Problem description
Where does the string "data" appear in the records? Copy every line that contains it.

Record extracts
··········
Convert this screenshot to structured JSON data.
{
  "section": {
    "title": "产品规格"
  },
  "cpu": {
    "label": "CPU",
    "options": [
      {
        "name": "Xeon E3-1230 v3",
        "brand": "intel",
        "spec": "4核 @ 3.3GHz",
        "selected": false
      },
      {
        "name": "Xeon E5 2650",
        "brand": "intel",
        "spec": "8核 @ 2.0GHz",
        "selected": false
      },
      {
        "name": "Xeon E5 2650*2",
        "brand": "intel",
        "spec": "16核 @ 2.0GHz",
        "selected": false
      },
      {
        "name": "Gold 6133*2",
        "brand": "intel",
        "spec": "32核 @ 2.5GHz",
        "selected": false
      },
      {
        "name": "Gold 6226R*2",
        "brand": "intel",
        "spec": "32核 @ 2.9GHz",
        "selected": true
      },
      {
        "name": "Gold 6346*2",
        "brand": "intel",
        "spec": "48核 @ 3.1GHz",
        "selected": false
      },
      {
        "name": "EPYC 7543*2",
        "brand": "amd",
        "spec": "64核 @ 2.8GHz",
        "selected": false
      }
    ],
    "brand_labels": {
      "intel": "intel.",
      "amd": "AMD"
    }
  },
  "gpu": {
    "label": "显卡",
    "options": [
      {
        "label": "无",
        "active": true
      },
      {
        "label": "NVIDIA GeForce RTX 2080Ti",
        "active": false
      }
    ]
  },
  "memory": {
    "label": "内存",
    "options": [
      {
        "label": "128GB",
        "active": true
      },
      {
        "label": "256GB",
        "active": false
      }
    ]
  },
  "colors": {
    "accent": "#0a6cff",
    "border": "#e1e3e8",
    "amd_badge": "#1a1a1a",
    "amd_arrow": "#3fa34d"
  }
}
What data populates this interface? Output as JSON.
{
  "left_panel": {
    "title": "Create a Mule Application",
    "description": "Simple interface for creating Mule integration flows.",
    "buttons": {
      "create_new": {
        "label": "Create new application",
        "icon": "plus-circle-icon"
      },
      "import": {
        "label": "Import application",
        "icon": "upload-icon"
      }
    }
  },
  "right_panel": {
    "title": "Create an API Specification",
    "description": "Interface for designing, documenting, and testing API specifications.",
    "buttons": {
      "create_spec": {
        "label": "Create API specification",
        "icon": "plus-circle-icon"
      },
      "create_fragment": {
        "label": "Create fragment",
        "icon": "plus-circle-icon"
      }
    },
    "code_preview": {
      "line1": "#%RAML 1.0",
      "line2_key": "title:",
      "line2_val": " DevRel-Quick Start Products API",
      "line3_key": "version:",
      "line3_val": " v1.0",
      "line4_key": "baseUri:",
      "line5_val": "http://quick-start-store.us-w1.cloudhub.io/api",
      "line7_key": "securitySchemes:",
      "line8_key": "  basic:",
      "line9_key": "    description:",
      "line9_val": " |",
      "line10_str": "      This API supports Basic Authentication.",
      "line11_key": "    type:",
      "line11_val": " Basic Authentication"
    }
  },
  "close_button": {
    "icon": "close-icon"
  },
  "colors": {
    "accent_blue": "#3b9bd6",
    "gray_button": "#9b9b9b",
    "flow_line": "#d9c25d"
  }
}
··········
Full answer
Convert this screenshot to structured JSON data.
What data populates this interface? Output as JSON.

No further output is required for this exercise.